**What is needed**
Every record below should be printed exactly as given.

**Rows**
start

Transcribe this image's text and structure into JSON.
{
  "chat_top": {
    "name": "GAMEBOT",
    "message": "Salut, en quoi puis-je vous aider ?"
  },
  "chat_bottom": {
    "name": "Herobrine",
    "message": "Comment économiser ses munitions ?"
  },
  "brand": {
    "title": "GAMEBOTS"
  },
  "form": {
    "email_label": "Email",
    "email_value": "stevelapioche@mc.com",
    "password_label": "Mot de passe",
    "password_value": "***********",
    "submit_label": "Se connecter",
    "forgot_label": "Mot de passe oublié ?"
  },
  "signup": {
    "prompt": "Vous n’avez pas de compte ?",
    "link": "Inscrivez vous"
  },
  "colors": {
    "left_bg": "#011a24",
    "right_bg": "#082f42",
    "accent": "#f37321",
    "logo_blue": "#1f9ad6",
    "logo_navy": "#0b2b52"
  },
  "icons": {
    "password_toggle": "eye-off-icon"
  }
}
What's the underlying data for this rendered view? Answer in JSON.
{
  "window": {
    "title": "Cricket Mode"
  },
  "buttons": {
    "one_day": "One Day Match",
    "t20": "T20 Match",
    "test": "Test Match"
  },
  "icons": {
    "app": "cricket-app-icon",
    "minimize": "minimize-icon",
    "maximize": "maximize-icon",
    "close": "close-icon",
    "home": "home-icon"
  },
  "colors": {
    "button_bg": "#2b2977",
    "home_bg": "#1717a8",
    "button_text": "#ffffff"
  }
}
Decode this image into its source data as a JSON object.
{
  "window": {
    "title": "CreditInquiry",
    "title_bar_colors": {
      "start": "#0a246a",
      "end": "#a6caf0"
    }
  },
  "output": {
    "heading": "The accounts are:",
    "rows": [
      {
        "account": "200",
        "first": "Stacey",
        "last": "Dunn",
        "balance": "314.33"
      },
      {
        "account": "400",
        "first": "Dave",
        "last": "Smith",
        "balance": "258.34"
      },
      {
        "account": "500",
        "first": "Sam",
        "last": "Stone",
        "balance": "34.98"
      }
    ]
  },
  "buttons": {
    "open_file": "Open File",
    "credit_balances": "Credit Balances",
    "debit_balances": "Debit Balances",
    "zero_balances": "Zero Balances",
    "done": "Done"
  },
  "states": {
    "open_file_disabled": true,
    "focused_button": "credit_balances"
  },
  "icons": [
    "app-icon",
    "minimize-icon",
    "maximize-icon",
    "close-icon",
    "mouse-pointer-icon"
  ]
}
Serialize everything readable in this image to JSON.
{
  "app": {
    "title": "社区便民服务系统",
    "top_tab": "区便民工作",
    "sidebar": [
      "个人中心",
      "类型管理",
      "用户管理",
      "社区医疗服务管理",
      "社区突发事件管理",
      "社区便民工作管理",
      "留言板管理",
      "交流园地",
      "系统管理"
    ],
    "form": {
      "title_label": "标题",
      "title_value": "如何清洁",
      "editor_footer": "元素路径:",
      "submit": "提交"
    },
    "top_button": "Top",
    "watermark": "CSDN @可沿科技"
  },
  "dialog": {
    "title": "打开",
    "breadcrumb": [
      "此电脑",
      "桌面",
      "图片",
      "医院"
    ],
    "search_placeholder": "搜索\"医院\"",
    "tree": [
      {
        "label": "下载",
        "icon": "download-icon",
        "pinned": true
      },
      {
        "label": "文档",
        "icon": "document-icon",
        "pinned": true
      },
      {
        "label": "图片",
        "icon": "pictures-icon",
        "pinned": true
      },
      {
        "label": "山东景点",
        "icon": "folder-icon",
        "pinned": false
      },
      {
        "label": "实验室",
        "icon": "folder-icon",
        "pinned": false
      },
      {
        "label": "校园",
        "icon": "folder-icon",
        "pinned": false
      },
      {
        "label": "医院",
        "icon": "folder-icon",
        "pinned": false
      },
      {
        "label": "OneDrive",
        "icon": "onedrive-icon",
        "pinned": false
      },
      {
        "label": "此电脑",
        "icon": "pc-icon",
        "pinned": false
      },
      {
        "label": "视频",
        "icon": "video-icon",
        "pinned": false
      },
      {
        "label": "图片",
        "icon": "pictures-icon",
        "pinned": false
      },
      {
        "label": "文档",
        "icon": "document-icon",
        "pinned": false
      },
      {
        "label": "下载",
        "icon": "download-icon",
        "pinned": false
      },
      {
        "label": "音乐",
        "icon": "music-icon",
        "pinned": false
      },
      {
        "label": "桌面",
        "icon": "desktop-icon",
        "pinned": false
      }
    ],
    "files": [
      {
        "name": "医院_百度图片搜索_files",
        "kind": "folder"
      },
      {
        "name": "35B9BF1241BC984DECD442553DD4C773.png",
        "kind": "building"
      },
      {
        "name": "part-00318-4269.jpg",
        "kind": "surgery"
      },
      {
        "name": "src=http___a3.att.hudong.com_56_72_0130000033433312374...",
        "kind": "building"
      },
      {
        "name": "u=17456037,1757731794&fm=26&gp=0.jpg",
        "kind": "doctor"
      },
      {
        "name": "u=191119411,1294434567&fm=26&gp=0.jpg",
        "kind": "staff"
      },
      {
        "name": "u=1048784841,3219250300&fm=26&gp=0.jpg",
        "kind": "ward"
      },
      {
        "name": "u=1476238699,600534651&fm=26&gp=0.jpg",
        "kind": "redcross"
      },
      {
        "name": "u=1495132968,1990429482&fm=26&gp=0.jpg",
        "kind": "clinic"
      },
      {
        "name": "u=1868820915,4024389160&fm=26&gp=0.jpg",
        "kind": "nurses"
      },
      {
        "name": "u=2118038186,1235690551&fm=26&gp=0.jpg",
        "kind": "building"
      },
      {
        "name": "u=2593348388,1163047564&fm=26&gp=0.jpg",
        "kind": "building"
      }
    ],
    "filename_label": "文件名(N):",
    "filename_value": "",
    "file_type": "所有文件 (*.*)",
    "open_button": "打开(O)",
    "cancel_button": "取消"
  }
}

end

**Written reply**
Transcribe this image's text and structure into JSON.
{
  "chat_top": {
    "name": "GAMEBOT",
    "message": "Salut, en quoi puis-je vous aider ?"
  },
  "chat_bottom": {
    "name": "Herobrine",
    "message": "Comment économiser ses munitions ?"
  },
  "brand": {
    "title": "GAMEBOTS"
  },
  "form": {
    "email_label": "Email",
    "email_value": "stevelapioche@mc.com",
    "password_label": "Mot de passe",
    "password_value": "***********",
    "submit_label": "Se connecter",
    "forgot_label": "Mot de passe oublié ?"
  },
  "signup": {
    "prompt": "Vous n’avez pas de compte ?",
    "link": "Inscrivez vous"
  },
  "colors": {
    "left_bg": "#011a24",
    "right_bg": "#082f42",
    "accent": "#f37321",
    "logo_blue": "#1f9ad6",
    "logo_navy": "#0b2b52"
  },
  "icons": {
    "password_toggle": "eye-off-icon"
  }
}
What's the underlying data for this rendered view? Answer in JSON.
{
  "window": {
    "title": "Cricket Mode"
  },
  "buttons": {
    "one_day": "One Day Match",
    "t20": "T20 Match",
    "test": "Test Match"
  },
  "icons": {
    "app": "cricket-app-icon",
    "minimize": "minimize-icon",
    "maximize": "maximize-icon",
    "close": "close-icon",
    "home": "home-icon"
  },
  "colors": {
    "button_bg": "#2b2977",
    "home_bg": "#1717a8",
    "button_text": "#ffffff"
  }
}
Decode this image into its source data as a JSON object.
{
  "window": {
    "title": "CreditInquiry",
    "title_bar_colors": {
      "start": "#0a246a",
      "end": "#a6caf0"
    }
  },
  "output": {
    "heading": "The accounts are:",
    "rows": [
      {
        "account": "200",
        "first": "Stacey",
        "last": "Dunn",
        "balance": "314.33"
      },
      {
        "account": "400",
        "first": "Dave",
        "last": "Smith",
        "balance": "258.34"
      },
      {
        "account": "500",
        "first": "Sam",
        "last": "Stone",
        "balance": "34.98"
      }
    ]
  },
  "buttons": {
    "open_file": "Open File",
    "credit_balances": "Credit Balances",
    "debit_balances": "Debit Balances",
    "zero_balances": "Zero Balances",
    "done": "Done"
  },
  "states": {
    "open_file_disabled": true,
    "focused_button": "credit_balances"
  },
  "icons": [
    "app-icon",
    "minimize-icon",
    "maximize-icon",
    "close-icon",
    "mouse-pointer-icon"
  ]
}
Serialize everything readable in this image to JSON.
{
  "app": {
    "title": "社区便民服务系统",
    "top_tab": "区便民工作",
    "sidebar": [
      "个人中心",
      "类型管理",
      "用户管理",
      "社区医疗服务管理",
      "社区突发事件管理",
      "社区便民工作管理",
      "留言板管理",
      "交流园地",
      "系统管理"
    ],
    "form": {
      "title_label": "标题",
      "title_value": "如何清洁",
      "editor_footer": "元素路径:",
      "submit": "提交"
    },
    "top_button": "Top",
    "watermark": "CSDN @可沿科技"
  },
  "dialog": {
    "title": "打开",
    "breadcrumb": [
      "此电脑",
      "桌面",
      "图片",
      "医院"
    ],
    "search_placeholder": "搜索\"医院\"",
    "tree": [
      {
        "label": "下载",
        "icon": "download-icon",
        "pinned": true
      },
      {
        "label": "文档",
        "icon": "document-icon",
        "pinned": true
      },
      {
        "label": "图片",
        "icon": "pictures-icon",
        "pinned": true
      },
      {
        "label": "山东景点",
        "icon": "folder-icon",
        "pinned": false
      },
      {
        "label": "实验室",
        "icon": "folder-icon",
        "pinned": false
      },
      {
        "label": "校园",
        "icon": "folder-icon",
        "pinned": false
      },
      {
        "label": "医院",
        "icon": "folder-icon",
        "pinned": false
      },
      {
        "label": "OneDrive",
        "icon": "onedrive-icon",
        "pinned": false
      },
      {
        "label": "此电脑",
        "icon": "pc-icon",
        "pinned": false
      },
      {
        "label": "视频",
        "icon": "video-icon",
        "pinned": false
      },
      {
        "label": "图片",
        "icon": "pictures-icon",
        "pinned": false
      },
      {
        "label": "文档",
        "icon": "document-icon",
        "pinned": false
      },
      {
        "label": "下载",
        "icon": "download-icon",
        "pinned": false
      },
      {
        "label": "音乐",
        "icon": "music-icon",
        "pinned": false
      },
      {
        "label": "桌面",
        "icon": "desktop-icon",
        "pinned": false
      }
    ],
    "files": [
      {
        "name": "医院_百度图片搜索_files",
        "kind": "folder"
      },
      {
        "name": "35B9BF1241BC984DECD442553DD4C773.png",
        "kind": "building"
      },
      {
        "name": "part-00318-4269.jpg",
        "kind": "surgery"
      },
      {
        "name": "src=http___a3.att.hudong.com_56_72_0130000033433312374...",
        "kind": "building"
      },
      {
        "name": "u=17456037,1757731794&fm=26&gp=0.jpg",
        "kind": "doctor"
      },
      {
        "name": "u=191119411,1294434567&fm=26&gp=0.jpg",
        "kind": "staff"
      },
      {
        "name": "u=1048784841,3219250300&fm=26&gp=0.jpg",
        "kind": "ward"
      },
      {
        "name": "u=1476238699,600534651&fm=26&gp=0.jpg",
        "kind": "redcross"
      },
      {
        "name": "u=1495132968,1990429482&fm=26&gp=0.jpg",
        "kind": "clinic"
      },
      {
        "name": "u=1868820915,4024389160&fm=26&gp=0.jpg",
        "kind": "nurses"
      },
      {
        "name": "u=2118038186,1235690551&fm=26&gp=0.jpg",
        "kind": "building"
      },
      {
        "name": "u=2593348388,1163047564&fm=26&gp=0.jpg",
        "kind": "building"
      }
    ],
    "filename_label": "文件名(N):",
    "filename_value": "",
    "file_type": "所有文件 (*.*)",
    "open_button": "打开(O)",
    "cancel_button": "取消"
  }
}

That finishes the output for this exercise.